>>>

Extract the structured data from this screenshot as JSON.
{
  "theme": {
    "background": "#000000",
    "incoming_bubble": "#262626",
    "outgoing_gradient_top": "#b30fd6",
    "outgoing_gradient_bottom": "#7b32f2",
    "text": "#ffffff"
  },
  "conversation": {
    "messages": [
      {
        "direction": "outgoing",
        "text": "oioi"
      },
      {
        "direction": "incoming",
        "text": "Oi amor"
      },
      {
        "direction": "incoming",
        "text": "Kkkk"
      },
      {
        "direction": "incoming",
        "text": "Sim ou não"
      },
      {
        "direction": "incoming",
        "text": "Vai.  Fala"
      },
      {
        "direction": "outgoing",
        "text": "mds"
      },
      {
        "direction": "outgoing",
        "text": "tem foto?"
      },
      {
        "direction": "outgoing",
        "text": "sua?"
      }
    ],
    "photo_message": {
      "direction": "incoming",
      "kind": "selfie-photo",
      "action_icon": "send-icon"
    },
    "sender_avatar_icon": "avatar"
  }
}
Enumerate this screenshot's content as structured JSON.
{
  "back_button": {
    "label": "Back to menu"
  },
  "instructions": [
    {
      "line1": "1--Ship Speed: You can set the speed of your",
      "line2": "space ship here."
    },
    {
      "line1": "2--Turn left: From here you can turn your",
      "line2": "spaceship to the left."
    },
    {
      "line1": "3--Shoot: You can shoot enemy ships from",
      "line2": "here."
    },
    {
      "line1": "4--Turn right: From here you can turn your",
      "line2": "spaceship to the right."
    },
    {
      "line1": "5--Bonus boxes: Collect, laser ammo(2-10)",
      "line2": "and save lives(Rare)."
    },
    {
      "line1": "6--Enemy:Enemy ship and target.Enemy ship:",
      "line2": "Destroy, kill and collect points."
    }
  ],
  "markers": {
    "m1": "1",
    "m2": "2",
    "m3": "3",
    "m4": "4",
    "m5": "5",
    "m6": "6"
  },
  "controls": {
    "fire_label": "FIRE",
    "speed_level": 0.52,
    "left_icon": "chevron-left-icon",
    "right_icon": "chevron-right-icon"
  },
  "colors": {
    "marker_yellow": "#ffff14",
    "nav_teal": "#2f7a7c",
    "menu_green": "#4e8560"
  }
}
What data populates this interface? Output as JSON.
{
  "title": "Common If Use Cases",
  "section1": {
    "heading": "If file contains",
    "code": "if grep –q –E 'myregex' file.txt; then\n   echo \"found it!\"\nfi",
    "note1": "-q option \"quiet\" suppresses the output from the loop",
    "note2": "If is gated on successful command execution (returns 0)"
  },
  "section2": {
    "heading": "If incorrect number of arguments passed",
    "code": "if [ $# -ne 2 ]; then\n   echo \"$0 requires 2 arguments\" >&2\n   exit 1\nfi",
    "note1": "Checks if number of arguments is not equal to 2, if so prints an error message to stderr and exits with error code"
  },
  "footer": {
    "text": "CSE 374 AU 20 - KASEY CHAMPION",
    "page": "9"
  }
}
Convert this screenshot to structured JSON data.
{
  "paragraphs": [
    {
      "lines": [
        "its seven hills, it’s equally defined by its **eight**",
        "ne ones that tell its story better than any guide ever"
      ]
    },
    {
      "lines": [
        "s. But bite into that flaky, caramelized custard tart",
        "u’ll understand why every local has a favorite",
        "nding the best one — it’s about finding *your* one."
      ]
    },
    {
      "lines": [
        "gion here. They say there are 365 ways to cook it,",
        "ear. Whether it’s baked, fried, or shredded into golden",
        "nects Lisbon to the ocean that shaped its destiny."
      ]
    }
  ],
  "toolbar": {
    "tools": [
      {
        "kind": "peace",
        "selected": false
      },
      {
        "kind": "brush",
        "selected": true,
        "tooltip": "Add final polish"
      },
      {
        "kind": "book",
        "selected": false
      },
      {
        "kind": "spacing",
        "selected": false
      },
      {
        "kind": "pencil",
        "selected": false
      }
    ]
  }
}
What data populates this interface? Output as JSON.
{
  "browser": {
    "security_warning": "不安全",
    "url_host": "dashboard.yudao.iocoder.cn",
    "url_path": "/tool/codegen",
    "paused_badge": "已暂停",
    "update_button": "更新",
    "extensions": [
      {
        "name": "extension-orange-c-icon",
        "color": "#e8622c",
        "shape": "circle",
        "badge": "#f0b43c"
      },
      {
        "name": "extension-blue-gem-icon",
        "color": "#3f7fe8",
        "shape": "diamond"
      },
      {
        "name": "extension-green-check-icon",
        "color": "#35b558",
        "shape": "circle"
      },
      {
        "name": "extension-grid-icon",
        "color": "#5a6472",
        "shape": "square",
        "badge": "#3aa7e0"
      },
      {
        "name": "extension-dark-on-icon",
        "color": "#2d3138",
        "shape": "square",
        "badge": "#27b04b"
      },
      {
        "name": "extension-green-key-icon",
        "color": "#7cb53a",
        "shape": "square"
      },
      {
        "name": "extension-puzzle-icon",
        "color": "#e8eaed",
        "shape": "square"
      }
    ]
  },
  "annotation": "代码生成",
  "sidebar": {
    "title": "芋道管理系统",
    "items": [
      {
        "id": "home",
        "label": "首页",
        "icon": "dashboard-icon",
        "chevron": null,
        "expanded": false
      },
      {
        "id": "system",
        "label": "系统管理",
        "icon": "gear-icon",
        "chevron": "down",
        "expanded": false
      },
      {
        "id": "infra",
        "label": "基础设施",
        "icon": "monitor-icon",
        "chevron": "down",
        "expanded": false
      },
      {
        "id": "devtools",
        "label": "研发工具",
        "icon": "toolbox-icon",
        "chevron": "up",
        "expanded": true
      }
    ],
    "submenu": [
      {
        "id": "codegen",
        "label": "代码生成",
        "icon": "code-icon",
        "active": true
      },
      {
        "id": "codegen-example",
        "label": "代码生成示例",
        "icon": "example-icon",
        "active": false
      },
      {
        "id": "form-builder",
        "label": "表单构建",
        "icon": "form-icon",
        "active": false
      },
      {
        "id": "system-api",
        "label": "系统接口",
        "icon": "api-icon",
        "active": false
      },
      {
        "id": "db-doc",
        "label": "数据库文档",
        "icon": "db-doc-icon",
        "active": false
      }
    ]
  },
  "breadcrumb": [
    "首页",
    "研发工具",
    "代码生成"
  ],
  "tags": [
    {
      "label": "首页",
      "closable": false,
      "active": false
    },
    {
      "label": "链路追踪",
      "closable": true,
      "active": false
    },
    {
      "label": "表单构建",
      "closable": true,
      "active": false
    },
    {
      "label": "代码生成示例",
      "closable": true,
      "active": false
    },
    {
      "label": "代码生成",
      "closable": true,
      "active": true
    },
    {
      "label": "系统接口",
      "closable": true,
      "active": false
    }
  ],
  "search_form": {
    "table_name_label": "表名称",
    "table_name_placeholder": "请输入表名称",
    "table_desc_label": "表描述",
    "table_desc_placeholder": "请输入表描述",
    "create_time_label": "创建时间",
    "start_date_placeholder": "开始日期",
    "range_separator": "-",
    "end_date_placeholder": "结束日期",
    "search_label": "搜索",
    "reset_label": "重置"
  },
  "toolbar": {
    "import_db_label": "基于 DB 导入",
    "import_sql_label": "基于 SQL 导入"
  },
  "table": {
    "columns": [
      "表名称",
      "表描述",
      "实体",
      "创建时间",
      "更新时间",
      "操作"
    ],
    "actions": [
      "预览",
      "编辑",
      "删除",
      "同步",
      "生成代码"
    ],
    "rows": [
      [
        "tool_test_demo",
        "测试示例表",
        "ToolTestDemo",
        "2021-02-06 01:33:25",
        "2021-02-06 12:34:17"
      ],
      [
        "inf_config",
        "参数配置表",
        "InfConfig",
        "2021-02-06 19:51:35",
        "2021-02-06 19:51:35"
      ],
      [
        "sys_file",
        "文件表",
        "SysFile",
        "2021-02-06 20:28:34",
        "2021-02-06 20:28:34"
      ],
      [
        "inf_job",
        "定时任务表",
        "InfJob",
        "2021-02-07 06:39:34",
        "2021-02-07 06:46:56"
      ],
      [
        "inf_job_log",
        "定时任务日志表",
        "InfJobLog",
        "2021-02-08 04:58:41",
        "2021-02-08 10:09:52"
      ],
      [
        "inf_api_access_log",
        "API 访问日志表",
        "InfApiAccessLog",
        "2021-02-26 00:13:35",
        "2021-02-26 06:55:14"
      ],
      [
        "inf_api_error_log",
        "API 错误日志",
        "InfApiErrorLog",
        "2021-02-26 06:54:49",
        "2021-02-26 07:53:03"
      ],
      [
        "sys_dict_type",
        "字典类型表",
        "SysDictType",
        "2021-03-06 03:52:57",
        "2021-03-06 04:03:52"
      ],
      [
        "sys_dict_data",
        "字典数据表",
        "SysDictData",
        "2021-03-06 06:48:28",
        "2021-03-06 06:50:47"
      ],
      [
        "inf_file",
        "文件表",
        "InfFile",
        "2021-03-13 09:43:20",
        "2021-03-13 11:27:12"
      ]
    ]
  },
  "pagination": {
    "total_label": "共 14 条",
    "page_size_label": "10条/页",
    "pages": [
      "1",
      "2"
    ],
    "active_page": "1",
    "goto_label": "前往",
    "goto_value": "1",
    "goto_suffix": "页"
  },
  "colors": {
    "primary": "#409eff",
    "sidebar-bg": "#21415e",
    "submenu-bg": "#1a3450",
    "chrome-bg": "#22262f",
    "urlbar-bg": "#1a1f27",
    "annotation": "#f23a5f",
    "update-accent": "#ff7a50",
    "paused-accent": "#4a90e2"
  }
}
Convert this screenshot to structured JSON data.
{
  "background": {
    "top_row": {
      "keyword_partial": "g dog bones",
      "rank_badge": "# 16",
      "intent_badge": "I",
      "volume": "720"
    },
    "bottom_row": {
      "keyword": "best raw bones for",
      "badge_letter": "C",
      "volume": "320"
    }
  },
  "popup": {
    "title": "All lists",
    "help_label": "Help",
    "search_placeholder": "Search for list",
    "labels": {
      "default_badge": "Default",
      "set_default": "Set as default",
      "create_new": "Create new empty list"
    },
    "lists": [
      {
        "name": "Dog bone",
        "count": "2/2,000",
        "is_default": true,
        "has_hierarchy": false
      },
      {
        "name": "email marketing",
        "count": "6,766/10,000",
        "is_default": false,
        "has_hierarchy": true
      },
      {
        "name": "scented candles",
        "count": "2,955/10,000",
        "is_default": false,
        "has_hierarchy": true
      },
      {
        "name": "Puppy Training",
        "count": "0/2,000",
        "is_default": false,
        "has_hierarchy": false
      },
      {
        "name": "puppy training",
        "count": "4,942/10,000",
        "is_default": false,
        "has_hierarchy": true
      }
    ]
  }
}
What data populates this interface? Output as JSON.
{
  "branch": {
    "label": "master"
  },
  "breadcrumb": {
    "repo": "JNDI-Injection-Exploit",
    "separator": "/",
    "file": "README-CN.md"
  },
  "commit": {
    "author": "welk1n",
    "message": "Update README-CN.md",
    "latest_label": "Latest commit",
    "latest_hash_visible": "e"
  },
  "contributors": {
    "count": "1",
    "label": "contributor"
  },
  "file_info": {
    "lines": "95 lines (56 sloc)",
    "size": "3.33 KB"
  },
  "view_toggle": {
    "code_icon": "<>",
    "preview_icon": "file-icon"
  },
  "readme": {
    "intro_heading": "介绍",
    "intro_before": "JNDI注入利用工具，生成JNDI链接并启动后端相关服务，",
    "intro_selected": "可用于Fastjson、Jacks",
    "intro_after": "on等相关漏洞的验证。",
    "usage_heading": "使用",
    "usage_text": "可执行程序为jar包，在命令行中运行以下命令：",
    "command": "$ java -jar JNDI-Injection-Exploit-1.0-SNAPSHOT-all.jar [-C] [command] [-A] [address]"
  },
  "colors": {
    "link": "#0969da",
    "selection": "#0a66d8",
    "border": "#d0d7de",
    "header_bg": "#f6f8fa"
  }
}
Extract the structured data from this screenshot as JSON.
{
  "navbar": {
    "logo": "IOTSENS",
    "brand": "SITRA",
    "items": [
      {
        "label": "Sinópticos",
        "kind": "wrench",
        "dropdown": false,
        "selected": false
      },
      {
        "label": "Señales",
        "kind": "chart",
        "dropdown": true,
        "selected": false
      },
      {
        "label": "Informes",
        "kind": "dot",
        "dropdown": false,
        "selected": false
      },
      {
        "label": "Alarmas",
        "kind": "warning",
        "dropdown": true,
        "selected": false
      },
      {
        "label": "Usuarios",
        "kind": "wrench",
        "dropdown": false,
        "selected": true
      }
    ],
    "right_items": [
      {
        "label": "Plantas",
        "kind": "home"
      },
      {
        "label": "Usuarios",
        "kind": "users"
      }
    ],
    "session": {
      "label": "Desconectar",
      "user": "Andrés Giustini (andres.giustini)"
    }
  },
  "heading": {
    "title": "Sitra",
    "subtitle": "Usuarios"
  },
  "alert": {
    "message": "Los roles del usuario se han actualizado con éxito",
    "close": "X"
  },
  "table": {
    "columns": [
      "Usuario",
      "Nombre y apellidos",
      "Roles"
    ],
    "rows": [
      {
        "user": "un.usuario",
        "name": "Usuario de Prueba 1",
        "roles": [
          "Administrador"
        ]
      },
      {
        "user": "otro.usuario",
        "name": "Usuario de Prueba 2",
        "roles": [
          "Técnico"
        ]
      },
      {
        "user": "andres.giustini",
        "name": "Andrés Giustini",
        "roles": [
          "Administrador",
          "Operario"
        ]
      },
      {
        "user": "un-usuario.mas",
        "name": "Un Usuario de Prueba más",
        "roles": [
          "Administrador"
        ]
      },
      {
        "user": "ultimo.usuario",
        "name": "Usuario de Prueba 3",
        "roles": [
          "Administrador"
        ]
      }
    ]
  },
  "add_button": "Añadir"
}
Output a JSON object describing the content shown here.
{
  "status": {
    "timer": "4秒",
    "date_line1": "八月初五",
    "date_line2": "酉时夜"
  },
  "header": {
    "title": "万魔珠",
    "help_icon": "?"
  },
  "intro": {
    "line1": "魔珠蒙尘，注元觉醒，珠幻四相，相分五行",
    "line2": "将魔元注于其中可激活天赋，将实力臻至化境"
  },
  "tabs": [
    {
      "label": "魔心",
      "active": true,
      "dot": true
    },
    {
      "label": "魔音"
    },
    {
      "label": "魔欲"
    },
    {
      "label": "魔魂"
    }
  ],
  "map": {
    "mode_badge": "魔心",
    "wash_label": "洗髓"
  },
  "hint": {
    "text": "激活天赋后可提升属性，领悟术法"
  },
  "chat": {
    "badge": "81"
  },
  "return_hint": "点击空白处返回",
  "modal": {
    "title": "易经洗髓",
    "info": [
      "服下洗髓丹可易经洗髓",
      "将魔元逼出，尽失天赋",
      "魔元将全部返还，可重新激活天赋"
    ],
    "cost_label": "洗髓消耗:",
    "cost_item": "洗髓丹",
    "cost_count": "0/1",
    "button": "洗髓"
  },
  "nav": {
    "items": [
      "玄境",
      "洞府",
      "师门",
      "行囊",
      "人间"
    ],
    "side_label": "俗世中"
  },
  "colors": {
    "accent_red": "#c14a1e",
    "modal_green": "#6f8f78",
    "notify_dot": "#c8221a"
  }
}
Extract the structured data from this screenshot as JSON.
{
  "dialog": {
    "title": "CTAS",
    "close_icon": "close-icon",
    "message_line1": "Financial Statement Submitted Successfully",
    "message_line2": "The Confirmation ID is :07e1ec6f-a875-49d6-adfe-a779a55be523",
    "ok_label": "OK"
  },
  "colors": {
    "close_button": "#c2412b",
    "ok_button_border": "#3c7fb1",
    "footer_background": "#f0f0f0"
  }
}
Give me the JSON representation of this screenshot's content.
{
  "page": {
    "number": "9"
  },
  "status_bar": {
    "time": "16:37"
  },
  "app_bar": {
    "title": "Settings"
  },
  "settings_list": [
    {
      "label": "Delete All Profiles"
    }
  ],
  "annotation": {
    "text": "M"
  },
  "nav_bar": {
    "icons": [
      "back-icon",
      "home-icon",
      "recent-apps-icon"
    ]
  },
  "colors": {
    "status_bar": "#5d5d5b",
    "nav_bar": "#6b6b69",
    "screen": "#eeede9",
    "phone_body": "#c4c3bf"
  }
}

<<<

• What to do:
Gather up the lines that contain the word "left".

• Output of the exercise:
      "line1": "2--Turn left: From here you can turn your",
      "line2": "spaceship to the left."
    "left_icon": "chevron-left-icon",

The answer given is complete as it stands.